● Exercise details
Answer these questions from the forum thread on Pioneer AVH-X4700BS bluetooth calling:
(a) In what mode is the head unit set, and for what purpose?
(b) During a bluetooth call, who can be heard and who cannot?
(c) According to jwsewell01, how does bluetooth phone volume relate to the other sources?

● Page extract
=====

# Pioneer AVH-X4700BS bluetooth calling issues



## GLN305 (Nov 2, 2007)

I have had this head unit installed in two different vehicles and paired to two different phones. It is in network mode to utilize the 3-way crossover and only pre-amp outputs are used.

My issue is, if I try and make a bluetooth phone call, I have zero audio. I cannot hear the person I am calling, but they can hear me. All other bluetooth features work great including stream audio from both phones I had paired to it. I have tried resetting the unit, deleting all paired devices and still cannot make a call over bluetooth. 

One single time I was on a call, jumped in the truck and started it. When the call transferred to the head unit, I had a split second of audio and then nothing...had to use the phone itself again.

Any suggestions?


----------



## jwsewell01 (May 28, 2015)

Be sure to turn up the volume on the unit. It's stumped me once before. Lol
Bluetooth phone volume is independent from the other sources.


----------



## etroze (Dec 24, 2013)

Have a friend that has the exact same issue with this headunit so I'm in for an answer. Mine works perfectly though.

=====

● Provided records
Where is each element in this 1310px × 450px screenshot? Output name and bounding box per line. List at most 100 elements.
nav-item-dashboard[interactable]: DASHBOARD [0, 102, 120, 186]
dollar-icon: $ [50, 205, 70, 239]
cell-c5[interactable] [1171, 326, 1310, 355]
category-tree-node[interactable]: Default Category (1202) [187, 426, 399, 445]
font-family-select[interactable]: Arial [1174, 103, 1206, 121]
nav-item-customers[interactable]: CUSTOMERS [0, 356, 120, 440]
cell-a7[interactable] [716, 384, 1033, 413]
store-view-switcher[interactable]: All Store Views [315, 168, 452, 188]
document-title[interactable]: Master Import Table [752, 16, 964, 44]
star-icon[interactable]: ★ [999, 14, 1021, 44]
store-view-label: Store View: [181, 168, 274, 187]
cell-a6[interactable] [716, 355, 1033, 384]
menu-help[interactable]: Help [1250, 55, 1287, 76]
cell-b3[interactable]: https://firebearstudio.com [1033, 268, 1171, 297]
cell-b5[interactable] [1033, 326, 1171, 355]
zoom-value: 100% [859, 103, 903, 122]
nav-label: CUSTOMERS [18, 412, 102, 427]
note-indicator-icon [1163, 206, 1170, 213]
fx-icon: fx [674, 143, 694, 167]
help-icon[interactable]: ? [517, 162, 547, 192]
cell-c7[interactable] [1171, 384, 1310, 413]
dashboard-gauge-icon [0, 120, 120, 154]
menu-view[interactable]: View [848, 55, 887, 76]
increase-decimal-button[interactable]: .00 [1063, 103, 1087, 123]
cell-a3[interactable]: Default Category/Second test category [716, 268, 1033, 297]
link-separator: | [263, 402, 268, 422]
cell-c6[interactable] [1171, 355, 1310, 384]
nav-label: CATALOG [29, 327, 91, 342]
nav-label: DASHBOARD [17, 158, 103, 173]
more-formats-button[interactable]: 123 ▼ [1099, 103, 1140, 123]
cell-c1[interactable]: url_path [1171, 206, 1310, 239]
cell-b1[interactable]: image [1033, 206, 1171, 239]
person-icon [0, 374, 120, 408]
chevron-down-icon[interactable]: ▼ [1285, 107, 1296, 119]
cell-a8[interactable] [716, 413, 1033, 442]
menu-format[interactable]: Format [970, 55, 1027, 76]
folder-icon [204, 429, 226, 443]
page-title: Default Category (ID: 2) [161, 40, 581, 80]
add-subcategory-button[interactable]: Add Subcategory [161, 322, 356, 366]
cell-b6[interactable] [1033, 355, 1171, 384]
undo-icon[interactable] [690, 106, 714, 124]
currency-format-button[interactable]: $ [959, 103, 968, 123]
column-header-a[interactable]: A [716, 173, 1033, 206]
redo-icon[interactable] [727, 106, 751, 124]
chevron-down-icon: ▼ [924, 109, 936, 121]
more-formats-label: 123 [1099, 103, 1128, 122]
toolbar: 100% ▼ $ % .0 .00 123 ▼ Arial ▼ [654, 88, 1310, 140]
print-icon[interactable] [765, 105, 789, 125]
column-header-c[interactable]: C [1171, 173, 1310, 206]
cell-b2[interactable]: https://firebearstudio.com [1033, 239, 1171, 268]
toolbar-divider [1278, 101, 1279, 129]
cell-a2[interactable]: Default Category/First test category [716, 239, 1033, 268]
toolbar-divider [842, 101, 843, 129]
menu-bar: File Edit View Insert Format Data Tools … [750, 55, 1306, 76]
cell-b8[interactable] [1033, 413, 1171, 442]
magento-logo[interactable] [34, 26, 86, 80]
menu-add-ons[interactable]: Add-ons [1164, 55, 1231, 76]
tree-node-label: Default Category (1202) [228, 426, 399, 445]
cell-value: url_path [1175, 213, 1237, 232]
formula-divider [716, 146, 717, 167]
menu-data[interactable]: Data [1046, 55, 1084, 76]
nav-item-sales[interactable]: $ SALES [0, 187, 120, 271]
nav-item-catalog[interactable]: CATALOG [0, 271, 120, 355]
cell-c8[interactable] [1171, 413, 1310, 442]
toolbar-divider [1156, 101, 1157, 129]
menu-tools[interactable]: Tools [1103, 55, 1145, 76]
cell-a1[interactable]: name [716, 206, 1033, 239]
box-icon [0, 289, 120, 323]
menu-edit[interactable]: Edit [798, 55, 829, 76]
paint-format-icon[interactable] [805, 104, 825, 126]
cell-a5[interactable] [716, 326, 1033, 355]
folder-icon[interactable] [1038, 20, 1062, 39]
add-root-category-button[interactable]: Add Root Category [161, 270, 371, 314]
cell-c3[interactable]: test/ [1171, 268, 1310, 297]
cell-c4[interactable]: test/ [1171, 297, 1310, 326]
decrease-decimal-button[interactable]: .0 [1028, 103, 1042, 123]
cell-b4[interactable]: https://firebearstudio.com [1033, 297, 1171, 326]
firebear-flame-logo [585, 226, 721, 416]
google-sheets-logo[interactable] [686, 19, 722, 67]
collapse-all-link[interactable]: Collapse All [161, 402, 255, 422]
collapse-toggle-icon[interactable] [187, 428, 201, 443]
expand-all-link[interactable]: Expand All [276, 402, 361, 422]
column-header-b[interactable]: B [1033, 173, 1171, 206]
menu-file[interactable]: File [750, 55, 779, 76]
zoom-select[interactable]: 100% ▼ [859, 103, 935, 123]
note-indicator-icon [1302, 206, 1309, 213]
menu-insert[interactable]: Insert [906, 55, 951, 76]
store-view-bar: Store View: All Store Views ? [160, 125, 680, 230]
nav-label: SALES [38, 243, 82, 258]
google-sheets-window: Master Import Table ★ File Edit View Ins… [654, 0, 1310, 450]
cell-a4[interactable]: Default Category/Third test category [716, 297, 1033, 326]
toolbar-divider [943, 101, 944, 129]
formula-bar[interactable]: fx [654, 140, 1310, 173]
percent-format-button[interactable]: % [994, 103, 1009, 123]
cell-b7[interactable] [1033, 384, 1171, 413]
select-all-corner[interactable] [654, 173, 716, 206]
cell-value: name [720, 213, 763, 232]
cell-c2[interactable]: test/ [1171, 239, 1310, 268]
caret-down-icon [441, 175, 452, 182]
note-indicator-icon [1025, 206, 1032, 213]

=====

● Answer to the exercise
(a) Network mode, to use the 3-way crossover.
(b) The person being called can hear GLN305, but GLN305 cannot hear them.
(c) It is independent from the other sources.